The records that follow should be retyped word for word.

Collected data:
───
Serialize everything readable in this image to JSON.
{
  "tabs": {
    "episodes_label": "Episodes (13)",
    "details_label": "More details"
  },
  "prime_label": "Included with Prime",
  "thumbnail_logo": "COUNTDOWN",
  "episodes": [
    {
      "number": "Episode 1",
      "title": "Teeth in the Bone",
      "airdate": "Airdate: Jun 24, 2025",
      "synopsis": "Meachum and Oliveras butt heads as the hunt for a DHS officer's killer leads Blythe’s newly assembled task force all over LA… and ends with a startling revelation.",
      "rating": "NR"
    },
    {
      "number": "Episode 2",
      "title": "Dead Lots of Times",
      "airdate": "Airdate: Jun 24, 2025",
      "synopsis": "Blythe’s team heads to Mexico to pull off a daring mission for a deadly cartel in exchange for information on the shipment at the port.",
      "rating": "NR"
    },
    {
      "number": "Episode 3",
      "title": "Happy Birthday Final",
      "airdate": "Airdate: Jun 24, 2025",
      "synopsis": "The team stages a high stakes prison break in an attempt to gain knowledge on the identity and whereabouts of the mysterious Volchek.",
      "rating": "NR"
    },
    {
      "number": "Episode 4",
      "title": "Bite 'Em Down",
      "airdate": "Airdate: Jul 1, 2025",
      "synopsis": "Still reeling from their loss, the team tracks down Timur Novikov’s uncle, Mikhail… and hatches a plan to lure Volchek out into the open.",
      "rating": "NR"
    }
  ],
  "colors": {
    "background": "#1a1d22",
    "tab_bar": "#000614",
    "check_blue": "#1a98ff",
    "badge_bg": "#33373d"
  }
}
───
Task solution:
Serialize everything readable in this image to JSON.
{
  "tabs": {
    "episodes_label": "Episodes (13)",
    "details_label": "More details"
  },
  "prime_label": "Included with Prime",
  "thumbnail_logo": "COUNTDOWN",
  "episodes": [
    {
      "number": "Episode 1",
      "title": "Teeth in the Bone",
      "airdate": "Airdate: Jun 24, 2025",
      "synopsis": "Meachum and Oliveras butt heads as the hunt for a DHS officer's killer leads Blythe’s newly assembled task force all over LA… and ends with a startling revelation.",
      "rating": "NR"
    },
    {
      "number": "Episode 2",
      "title": "Dead Lots of Times",
      "airdate": "Airdate: Jun 24, 2025",
      "synopsis": "Blythe’s team heads to Mexico to pull off a daring mission for a deadly cartel in exchange for information on the shipment at the port.",
      "rating": "NR"
    },
    {
      "number": "Episode 3",
      "title": "Happy Birthday Final",
      "airdate": "Airdate: Jun 24, 2025",
      "synopsis": "The team stages a high stakes prison break in an attempt to gain knowledge on the identity and whereabouts of the mysterious Volchek.",
      "rating": "NR"
    },
    {
      "number": "Episode 4",
      "title": "Bite 'Em Down",
      "airdate": "Airdate: Jul 1, 2025",
      "synopsis": "Still reeling from their loss, the team tracks down Timur Novikov’s uncle, Mikhail… and hatches a plan to lure Volchek out into the open.",
      "rating": "NR"
    }
  ],
  "colors": {
    "background": "#1a1d22",
    "tab_bar": "#000614",
    "check_blue": "#1a98ff",
    "badge_bg": "#33373d"
  }
}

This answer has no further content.